▶ _TASK INPUTS_:
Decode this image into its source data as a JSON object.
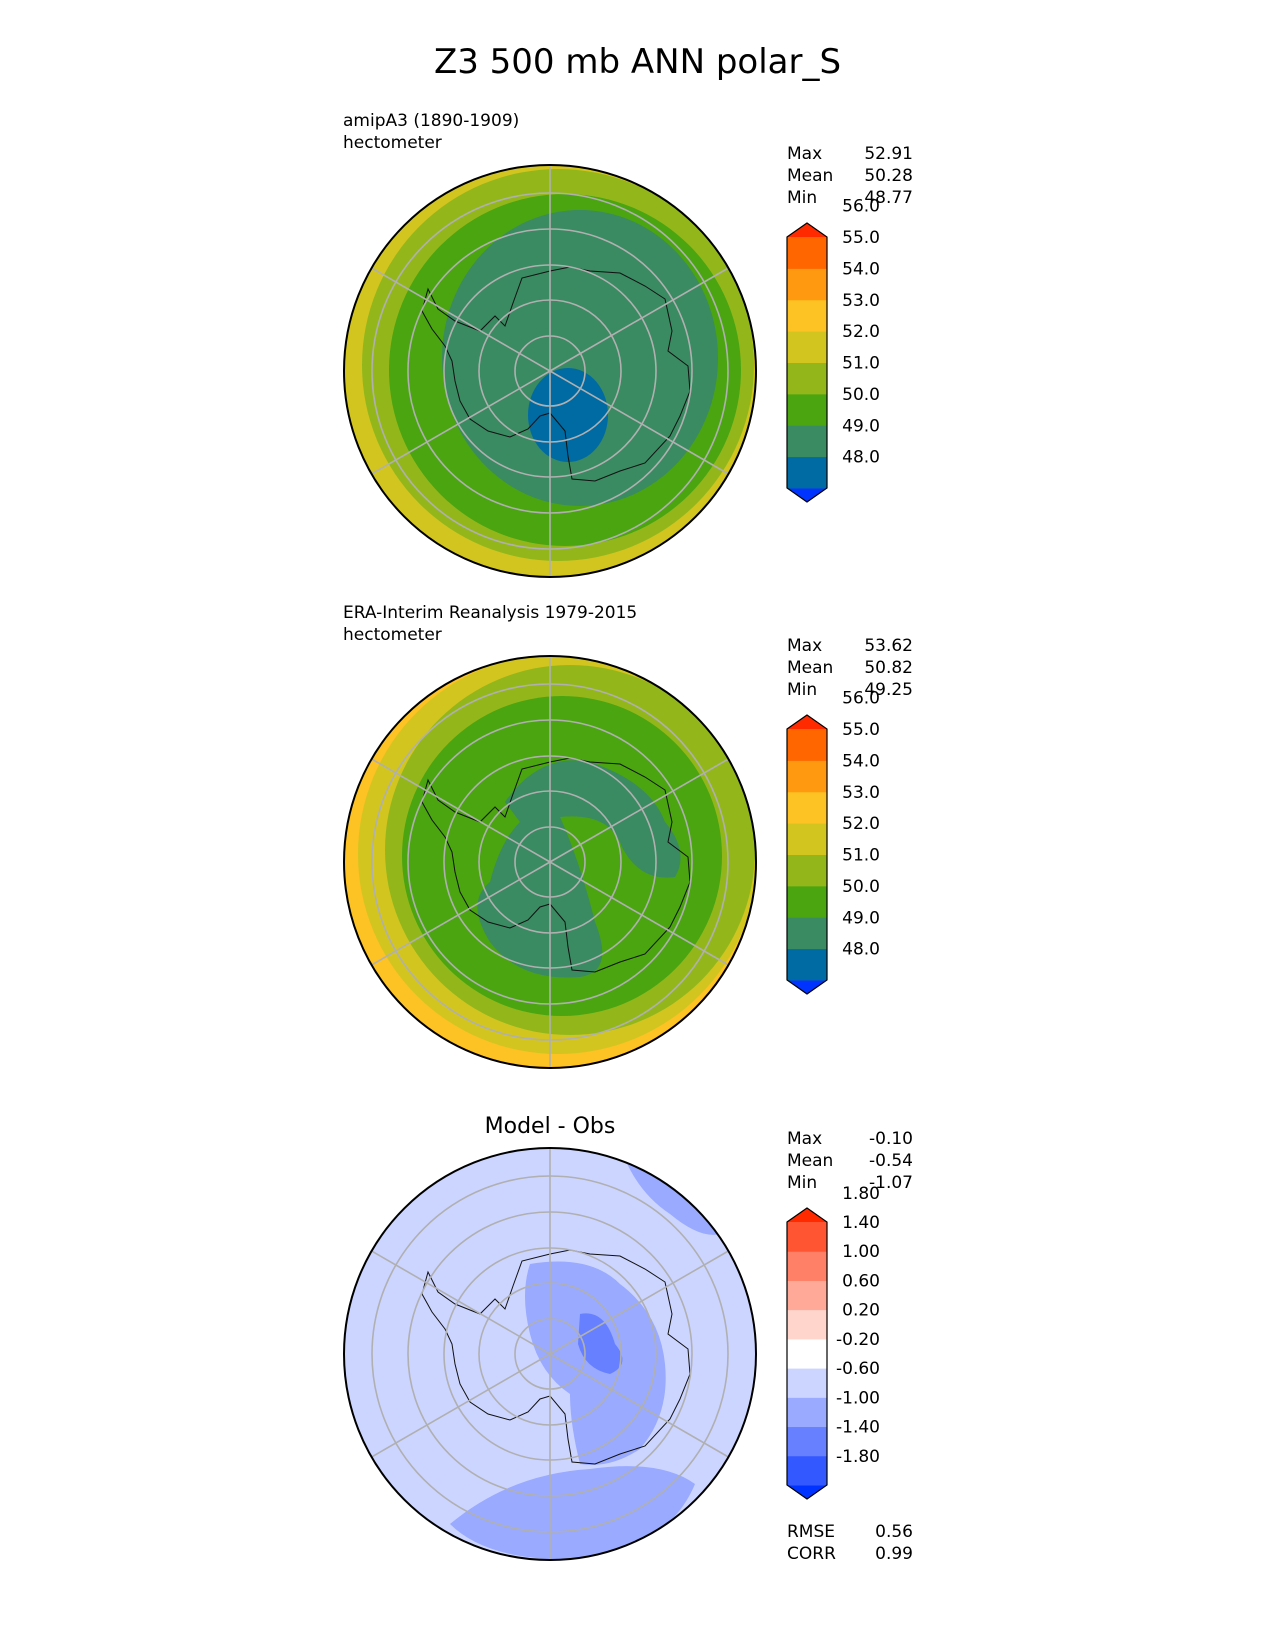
{
  "title": "Z3 500 mb ANN polar_S",
  "panels": [
    {
      "subtitle": "amipA3 (1890-1909)",
      "units": "hectometer",
      "stats": {
        "max_label": "Max",
        "max": "52.91",
        "mean_label": "Mean",
        "mean": "50.28",
        "min_label": "Min",
        "min": "48.77"
      }
    },
    {
      "subtitle": "ERA-Interim Reanalysis 1979-2015",
      "units": "hectometer",
      "stats": {
        "max_label": "Max",
        "max": "53.62",
        "mean_label": "Mean",
        "mean": "50.82",
        "min_label": "Min",
        "min": "49.25"
      }
    },
    {
      "subtitle": "Model - Obs",
      "stats": {
        "max_label": "Max",
        "max": "-0.10",
        "mean_label": "Mean",
        "mean": "-0.54",
        "min_label": "Min",
        "min": "-1.07"
      },
      "metrics": {
        "rmse_label": "RMSE",
        "rmse": "0.56",
        "corr_label": "CORR",
        "corr": "0.99"
      }
    }
  ],
  "chart_data": [
    {
      "type": "heatmap",
      "projection": "south polar stereographic",
      "title": "amipA3 (1890-1909)",
      "units": "hectometer",
      "colorbar": {
        "levels": [
          "48.0",
          "49.0",
          "50.0",
          "51.0",
          "52.0",
          "53.0",
          "54.0",
          "55.0",
          "56.0"
        ],
        "colors": [
          "#0033ff",
          "#006aa3",
          "#3a8a62",
          "#4aa511",
          "#93b71a",
          "#d2c520",
          "#fdc223",
          "#ff9a10",
          "#ff6600",
          "#ff2a00"
        ],
        "extend": "both"
      }
    },
    {
      "type": "heatmap",
      "projection": "south polar stereographic",
      "title": "ERA-Interim Reanalysis 1979-2015",
      "units": "hectometer",
      "colorbar": {
        "levels": [
          "48.0",
          "49.0",
          "50.0",
          "51.0",
          "52.0",
          "53.0",
          "54.0",
          "55.0",
          "56.0"
        ],
        "colors": [
          "#0033ff",
          "#006aa3",
          "#3a8a62",
          "#4aa511",
          "#93b71a",
          "#d2c520",
          "#fdc223",
          "#ff9a10",
          "#ff6600",
          "#ff2a00"
        ],
        "extend": "both"
      }
    },
    {
      "type": "heatmap",
      "projection": "south polar stereographic",
      "title": "Model - Obs",
      "colorbar": {
        "levels": [
          "-1.80",
          "-1.40",
          "-1.00",
          "-0.60",
          "-0.20",
          "0.20",
          "0.60",
          "1.00",
          "1.40",
          "1.80"
        ],
        "colors": [
          "#0033ff",
          "#3358ff",
          "#6680ff",
          "#99aaff",
          "#ccd5ff",
          "#ffffff",
          "#ffd5cc",
          "#ffaa99",
          "#ff8066",
          "#ff5533",
          "#ff2a00"
        ],
        "extend": "both"
      }
    }
  ]
}
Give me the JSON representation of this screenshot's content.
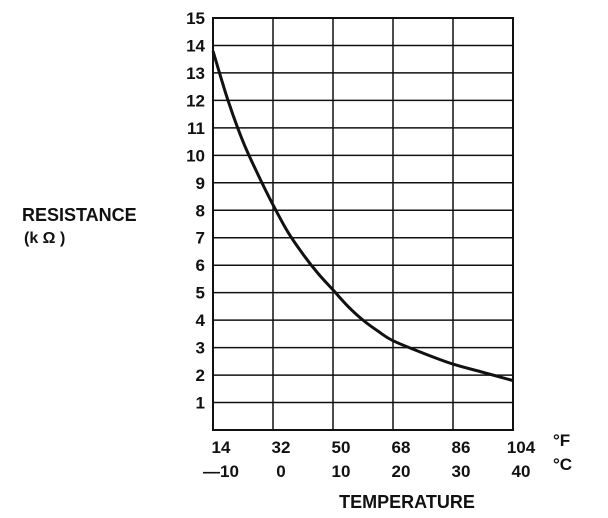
{
  "chart_data": {
    "type": "line",
    "ylabel": "RESISTANCE",
    "ylabel_unit": "(k Ω )",
    "xlabel": "TEMPERATURE",
    "x_unit_f": "°F",
    "x_unit_c": "°C",
    "x_ticks_f": [
      "14",
      "32",
      "50",
      "68",
      "86",
      "104"
    ],
    "x_ticks_c": [
      "—10",
      "0",
      "10",
      "20",
      "30",
      "40"
    ],
    "y_ticks": [
      "1",
      "2",
      "3",
      "4",
      "5",
      "6",
      "7",
      "8",
      "9",
      "10",
      "11",
      "12",
      "13",
      "14",
      "15"
    ],
    "xlim": [
      -10,
      40
    ],
    "ylim": [
      0,
      15
    ],
    "grid": true,
    "series": [
      {
        "x": [
          -10,
          -7.5,
          -5,
          -2.5,
          0,
          2.5,
          5,
          7.5,
          10,
          12.5,
          15,
          17.5,
          20,
          25,
          30,
          35,
          40
        ],
        "y": [
          13.8,
          12.0,
          10.5,
          9.3,
          8.2,
          7.2,
          6.4,
          5.7,
          5.1,
          4.5,
          4.0,
          3.6,
          3.25,
          2.8,
          2.4,
          2.1,
          1.8
        ]
      }
    ]
  }
}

▶ _REQUIRED TASK_: Quote, without alteration, the lines running from the line containing "Give me the" to the last line of the entries, and include no pictures.

▶ _SOLUTION TO THIS EXERCISE_:
Give me the JSON representation of this screenshot's content.
{
  "chart_data": {
    "type": "line",
    "ylabel": "RESISTANCE",
    "ylabel_unit": "(k Ω )",
    "xlabel": "TEMPERATURE",
    "x_unit_f": "°F",
    "x_unit_c": "°C",
    "x_ticks_f": [
      "14",
      "32",
      "50",
      "68",
      "86",
      "104"
    ],
    "x_ticks_c": [
      "—10",
      "0",
      "10",
      "20",
      "30",
      "40"
    ],
    "y_ticks": [
      "1",
      "2",
      "3",
      "4",
      "5",
      "6",
      "7",
      "8",
      "9",
      "10",
      "11",
      "12",
      "13",
      "14",
      "15"
    ],
    "xlim": [
      -10,
      40
    ],
    "ylim": [
      0,
      15
    ],
    "grid": true,
    "series": [
      {
        "x": [
          -10,
          -7.5,
          -5,
          -2.5,
          0,
          2.5,
          5,
          7.5,
          10,
          12.5,
          15,
          17.5,
          20,
          25,
          30,
          35,
          40
        ],
        "y": [
          13.8,
          12.0,
          10.5,
          9.3,
          8.2,
          7.2,
          6.4,
          5.7,
          5.1,
          4.5,
          4.0,
          3.6,
          3.25,
          2.8,
          2.4,
          2.1,
          1.8
        ]
      }
    ]
  }
}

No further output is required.